■ Stored records:
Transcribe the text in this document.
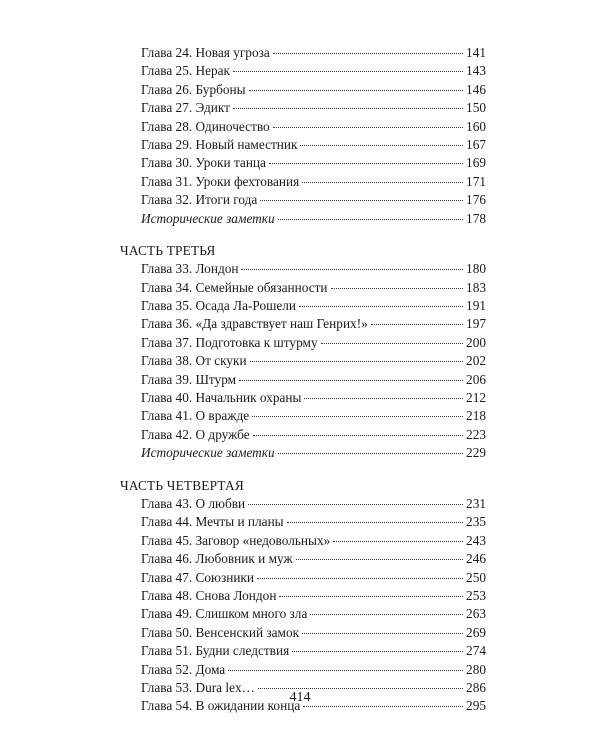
Глава 24. Новая угроза	141
Глава 25. Нерак	143
Глава 26. Бурбоны	146
Глава 27. Эдикт	150
Глава 28. Одиночество	160
Глава 29. Новый наместник	167
Глава 30. Уроки танца	169
Глава 31. Уроки фехтования	171
Глава 32. Итоги года	176
Исторические заметки	178
ЧАСТЬ ТРЕТЬЯ
Глава 33. Лондон	180
Глава 34. Семейные обязанности	183
Глава 35. Осада Ла-Рошели	191
Глава 36. «Да здравствует наш Генрих!»	197
Глава 37. Подготовка к штурму	200
Глава 38. От скуки	202
Глава 39. Штурм	206
Глава 40. Начальник охраны	212
Глава 41. О вражде	218
Глава 42. О дружбе	223
Исторические заметки	229
ЧАСТЬ ЧЕТВЕРТАЯ
Глава 43. О любви	231
Глава 44. Мечты и планы	235
Глава 45. Заговор «недовольных»	243
Глава 46. Любовник и муж	246
Глава 47. Союзники	250
Глава 48. Снова Лондон	253
Глава 49. Слишком много зла	263
Глава 50. Венсенский замок	269
Глава 51. Будни следствия	274
Глава 52. Дома	280
Глава 53. Dura lex…	286
Глава 54. В ожидании конца	295
414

■ AIM:
From the data, list each line in which the string "Исторические" appears.

■ FULL ANSWER:
Исторические заметки	178
Исторические заметки	229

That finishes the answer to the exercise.